## [PROMPT]
Write out all the material exactly. Leave nothing out.

**** LISTED ENTRIES ****

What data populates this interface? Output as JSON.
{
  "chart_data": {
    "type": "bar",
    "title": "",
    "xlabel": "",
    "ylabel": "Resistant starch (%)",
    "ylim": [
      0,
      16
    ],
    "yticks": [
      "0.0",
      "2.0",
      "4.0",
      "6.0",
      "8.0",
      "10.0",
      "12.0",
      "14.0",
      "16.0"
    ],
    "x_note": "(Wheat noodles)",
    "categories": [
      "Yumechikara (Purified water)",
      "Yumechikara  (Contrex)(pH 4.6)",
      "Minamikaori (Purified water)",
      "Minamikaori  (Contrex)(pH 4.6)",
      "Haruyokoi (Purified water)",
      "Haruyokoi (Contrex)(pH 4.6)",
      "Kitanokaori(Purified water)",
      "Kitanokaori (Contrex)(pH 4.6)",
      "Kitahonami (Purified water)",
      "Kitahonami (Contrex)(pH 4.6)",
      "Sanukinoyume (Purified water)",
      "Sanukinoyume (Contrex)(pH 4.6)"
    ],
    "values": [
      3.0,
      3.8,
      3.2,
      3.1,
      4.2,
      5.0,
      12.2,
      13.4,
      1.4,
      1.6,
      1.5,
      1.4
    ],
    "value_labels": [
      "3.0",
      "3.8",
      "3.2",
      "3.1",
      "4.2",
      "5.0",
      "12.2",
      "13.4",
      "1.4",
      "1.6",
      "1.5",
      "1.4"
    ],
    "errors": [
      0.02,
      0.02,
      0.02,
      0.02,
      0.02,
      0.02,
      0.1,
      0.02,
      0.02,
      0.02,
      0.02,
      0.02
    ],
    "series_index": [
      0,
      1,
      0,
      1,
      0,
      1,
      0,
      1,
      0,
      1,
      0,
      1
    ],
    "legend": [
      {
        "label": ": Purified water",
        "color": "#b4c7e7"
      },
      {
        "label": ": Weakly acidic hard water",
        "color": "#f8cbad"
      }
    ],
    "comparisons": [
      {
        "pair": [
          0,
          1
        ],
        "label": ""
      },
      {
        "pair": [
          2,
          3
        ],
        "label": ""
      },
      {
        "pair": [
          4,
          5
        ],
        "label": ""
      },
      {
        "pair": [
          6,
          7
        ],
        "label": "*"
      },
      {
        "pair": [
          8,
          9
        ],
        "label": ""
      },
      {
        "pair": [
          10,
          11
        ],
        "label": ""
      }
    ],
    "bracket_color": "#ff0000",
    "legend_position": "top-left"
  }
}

****

## [TASK RESULT]
What data populates this interface? Output as JSON.
{
  "chart_data": {
    "type": "bar",
    "title": "",
    "xlabel": "",
    "ylabel": "Resistant starch (%)",
    "ylim": [
      0,
      16
    ],
    "yticks": [
      "0.0",
      "2.0",
      "4.0",
      "6.0",
      "8.0",
      "10.0",
      "12.0",
      "14.0",
      "16.0"
    ],
    "x_note": "(Wheat noodles)",
    "categories": [
      "Yumechikara (Purified water)",
      "Yumechikara  (Contrex)(pH 4.6)",
      "Minamikaori (Purified water)",
      "Minamikaori  (Contrex)(pH 4.6)",
      "Haruyokoi (Purified water)",
      "Haruyokoi (Contrex)(pH 4.6)",
      "Kitanokaori(Purified water)",
      "Kitanokaori (Contrex)(pH 4.6)",
      "Kitahonami (Purified water)",
      "Kitahonami (Contrex)(pH 4.6)",
      "Sanukinoyume (Purified water)",
      "Sanukinoyume (Contrex)(pH 4.6)"
    ],
    "values": [
      3.0,
      3.8,
      3.2,
      3.1,
      4.2,
      5.0,
      12.2,
      13.4,
      1.4,
      1.6,
      1.5,
      1.4
    ],
    "value_labels": [
      "3.0",
      "3.8",
      "3.2",
      "3.1",
      "4.2",
      "5.0",
      "12.2",
      "13.4",
      "1.4",
      "1.6",
      "1.5",
      "1.4"
    ],
    "errors": [
      0.02,
      0.02,
      0.02,
      0.02,
      0.02,
      0.02,
      0.1,
      0.02,
      0.02,
      0.02,
      0.02,
      0.02
    ],
    "series_index": [
      0,
      1,
      0,
      1,
      0,
      1,
      0,
      1,
      0,
      1,
      0,
      1
    ],
    "legend": [
      {
        "label": ": Purified water",
        "color": "#b4c7e7"
      },
      {
        "label": ": Weakly acidic hard water",
        "color": "#f8cbad"
      }
    ],
    "comparisons": [
      {
        "pair": [
          0,
          1
        ],
        "label": ""
      },
      {
        "pair": [
          2,
          3
        ],
        "label": ""
      },
      {
        "pair": [
          4,
          5
        ],
        "label": ""
      },
      {
        "pair": [
          6,
          7
        ],
        "label": "*"
      },
      {
        "pair": [
          8,
          9
        ],
        "label": ""
      },
      {
        "pair": [
          10,
          11
        ],
        "label": ""
      }
    ],
    "bracket_color": "#ff0000",
    "legend_position": "top-left"
  }
}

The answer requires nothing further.